--- Material for this exercise ---

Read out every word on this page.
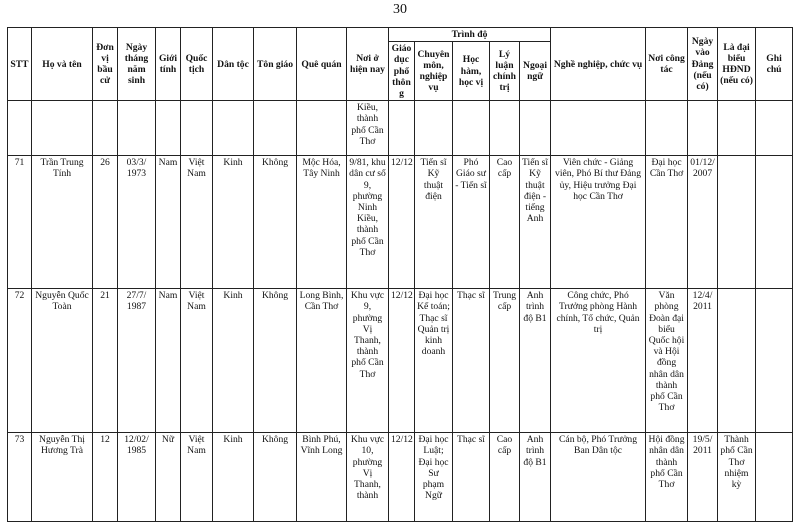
30
STT	Họ và tên	Đơn vị bầu cử	Ngày tháng năm sinh	Giới tính	Quốc tịch	Dân tộc	Tôn giáo	Quê quán	Nơi ở hiện nay	Trình độ					Nghề nghiệp, chức vụ	Nơi công tác	Ngày vào Đảng (nếu có)	Là đại biểu HĐND (nếu có)	Ghi chú
										Giáo dục phổ thông	Chuyên môn, nghiệp vụ	Học hàm, học vị	Lý luận chính trị	Ngoại ngữ					
									Kiều, thành phố Cần Thơ										
71	Trần Trung Tính	26	03/3/ 1973	Nam	Việt Nam	Kinh	Không	Mộc Hóa, Tây Ninh	9/81, khu dân cư số 9, phường Ninh Kiều, thành phố Cần Thơ	12/12	Tiến sĩ Kỹ thuật điện	Phó Giáo sư - Tiến sĩ	Cao cấp	Tiến sĩ Kỹ thuật điện - tiếng Anh	Viên chức - Giảng viên, Phó Bí thư Đảng ủy, Hiệu trưởng Đại học Cần Thơ	Đại học Cần Thơ	01/12/ 2007		
72	Nguyễn Quốc Toàn	21	27/7/ 1987	Nam	Việt Nam	Kinh	Không	Long Bình, Cần Thơ	Khu vực 9, phường Vị Thanh, thành phố Cần Thơ	12/12	Đại học Kế toán; Thạc sĩ Quản trị kinh doanh	Thạc sĩ	Trung cấp	Anh trình độ B1	Công chức, Phó Trưởng phòng Hành chính, Tổ chức, Quản trị	Văn phòng Đoàn đại biểu Quốc hội và Hội đồng nhân dân thành phố Cần Thơ	12/4/ 2011		
73	Nguyễn Thị Hương Trà	12	12/02/ 1985	Nữ	Việt Nam	Kinh	Không	Bình Phú, Vĩnh Long	Khu vực 10, phường Vị Thanh, thành	12/12	Đại học Luật; Đại học Sư phạm Ngữ	Thạc sĩ	Cao cấp	Anh trình độ B1	Cán bộ, Phó Trưởng Ban Dân tộc	Hội đồng nhân dân thành phố Cần Thơ	19/5/ 2011	Thành phố Cần Thơ nhiệm kỳ	
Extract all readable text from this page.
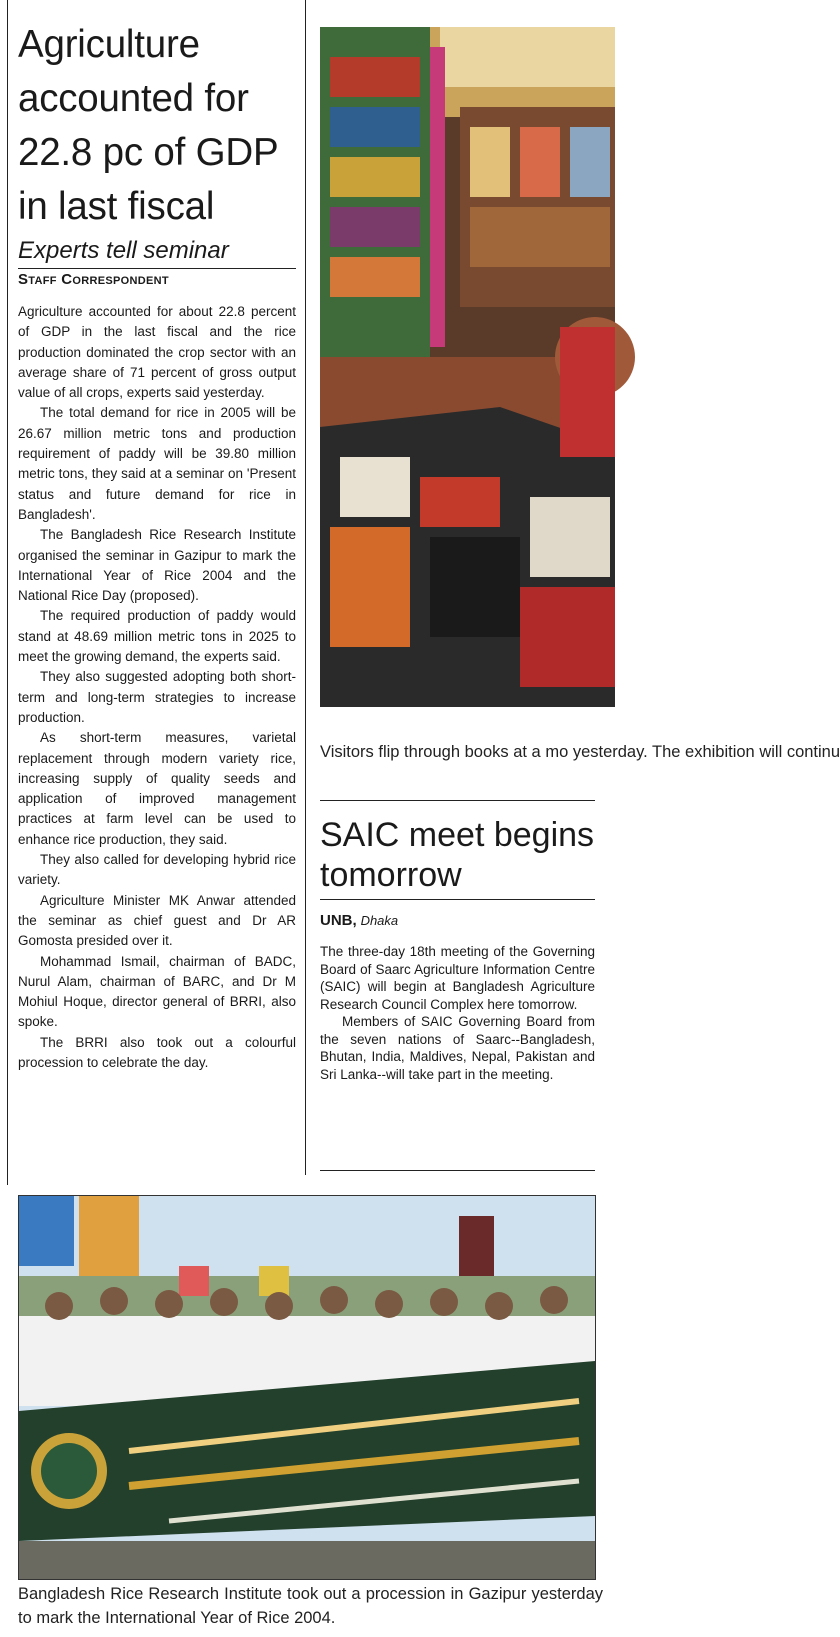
Agriculture accounted for 22.8 pc of GDP in last fiscal
Experts tell seminar
Staff Correspondent

Agriculture accounted for about 22.8 percent of GDP in the last fiscal and the rice production dominated the crop sector with an average share of 71 percent of gross output value of all crops, experts said yesterday.

The total demand for rice in 2005 will be 26.67 million metric tons and production requirement of paddy will be 39.80 million metric tons, they said at a seminar on 'Present status and future demand for rice in Bangladesh'.

The Bangladesh Rice Research Institute organised the seminar in Gazipur to mark the International Year of Rice 2004 and the National Rice Day (proposed).

The required production of paddy would stand at 48.69 million metric tons in 2025 to meet the growing demand, the experts said.

They also suggested adopting both short-term and long-term strategies to increase production.

As short-term measures, varietal replacement through modern variety rice, increasing supply of quality seeds and application of improved management practices at farm level can be used to enhance rice production, they said.

They also called for developing hybrid rice variety.

Agriculture Minister MK Anwar attended the seminar as chief guest and Dr AR Gomosta presided over it.

Mohammad Ismail, chairman of BADC, Nurul Alam, chairman of BARC, and Dr M Mohiul Hoque, director general of BRRI, also spoke.

The BRRI also took out a colourful procession to celebrate the day.

Visitors flip through books at a mo yesterday. The exhibition will continu
SAIC meet begins tomorrow
UNB, Dhaka

The three-day 18th meeting of the Governing Board of Saarc Agriculture Information Centre (SAIC) will begin at Bangladesh Agriculture Research Council Complex here tomorrow.

Members of SAIC Governing Board from the seven nations of Saarc--Bangladesh, Bhutan, India, Maldives, Nepal, Pakistan and Sri Lanka--will take part in the meeting.

Bangladesh Rice Research Institute took out a procession in Gazipur yesterday to mark the International Year of Rice 2004.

--- Exercise prompt ---
Reproduce the listing above exactly, excluding all pictures.

--- Worked solution ---
Read out every word on this page.
30
STT	Họ và tên	Đơn vị bầu cử	Ngày tháng năm sinh	Giới tính	Quốc tịch	Dân tộc	Tôn giáo	Quê quán	Nơi ở hiện nay	Trình độ					Nghề nghiệp, chức vụ	Nơi công tác	Ngày vào Đảng (nếu có)	Là đại biểu HĐND (nếu có)	Ghi chú
										Giáo dục phổ thông	Chuyên môn, nghiệp vụ	Học hàm, học vị	Lý luận chính trị	Ngoại ngữ					
									Kiều, thành phố Cần Thơ										
71	Trần Trung Tính	26	03/3/ 1973	Nam	Việt Nam	Kinh	Không	Mộc Hóa, Tây Ninh	9/81, khu dân cư số 9, phường Ninh Kiều, thành phố Cần Thơ	12/12	Tiến sĩ Kỹ thuật điện	Phó Giáo sư - Tiến sĩ	Cao cấp	Tiến sĩ Kỹ thuật điện - tiếng Anh	Viên chức - Giảng viên, Phó Bí thư Đảng ủy, Hiệu trưởng Đại học Cần Thơ	Đại học Cần Thơ	01/12/ 2007		
72	Nguyễn Quốc Toàn	21	27/7/ 1987	Nam	Việt Nam	Kinh	Không	Long Bình, Cần Thơ	Khu vực 9, phường Vị Thanh, thành phố Cần Thơ	12/12	Đại học Kế toán; Thạc sĩ Quản trị kinh doanh	Thạc sĩ	Trung cấp	Anh trình độ B1	Công chức, Phó Trưởng phòng Hành chính, Tổ chức, Quản trị	Văn phòng Đoàn đại biểu Quốc hội và Hội đồng nhân dân thành phố Cần Thơ	12/4/ 2011		
73	Nguyễn Thị Hương Trà	12	12/02/ 1985	Nữ	Việt Nam	Kinh	Không	Bình Phú, Vĩnh Long	Khu vực 10, phường Vị Thanh, thành	12/12	Đại học Luật; Đại học Sư phạm Ngữ	Thạc sĩ	Cao cấp	Anh trình độ B1	Cán bộ, Phó Trưởng Ban Dân tộc	Hội đồng nhân dân thành phố Cần Thơ	19/5/ 2011	Thành phố Cần Thơ nhiệm kỳ	
Extract all readable text from this page.
Agriculture accounted for 22.8 pc of GDP in last fiscal
Experts tell seminar
Staff Correspondent

Agriculture accounted for about 22.8 percent of GDP in the last fiscal and the rice production dominated the crop sector with an average share of 71 percent of gross output value of all crops, experts said yesterday.

The total demand for rice in 2005 will be 26.67 million metric tons and production requirement of paddy will be 39.80 million metric tons, they said at a seminar on 'Present status and future demand for rice in Bangladesh'.

The Bangladesh Rice Research Institute organised the seminar in Gazipur to mark the International Year of Rice 2004 and the National Rice Day (proposed).

The required production of paddy would stand at 48.69 million metric tons in 2025 to meet the growing demand, the experts said.

They also suggested adopting both short-term and long-term strategies to increase production.

As short-term measures, varietal replacement through modern variety rice, increasing supply of quality seeds and application of improved management practices at farm level can be used to enhance rice production, they said.

They also called for developing hybrid rice variety.

Agriculture Minister MK Anwar attended the seminar as chief guest and Dr AR Gomosta presided over it.

Mohammad Ismail, chairman of BADC, Nurul Alam, chairman of BARC, and Dr M Mohiul Hoque, director general of BRRI, also spoke.

The BRRI also took out a colourful procession to celebrate the day.

Visitors flip through books at a mo yesterday. The exhibition will continu
SAIC meet begins tomorrow
UNB, Dhaka

The three-day 18th meeting of the Governing Board of Saarc Agriculture Information Centre (SAIC) will begin at Bangladesh Agriculture Research Council Complex here tomorrow.

Members of SAIC Governing Board from the seven nations of Saarc--Bangladesh, Bhutan, India, Maldives, Nepal, Pakistan and Sri Lanka--will take part in the meeting.

Bangladesh Rice Research Institute took out a procession in Gazipur yesterday to mark the International Year of Rice 2004.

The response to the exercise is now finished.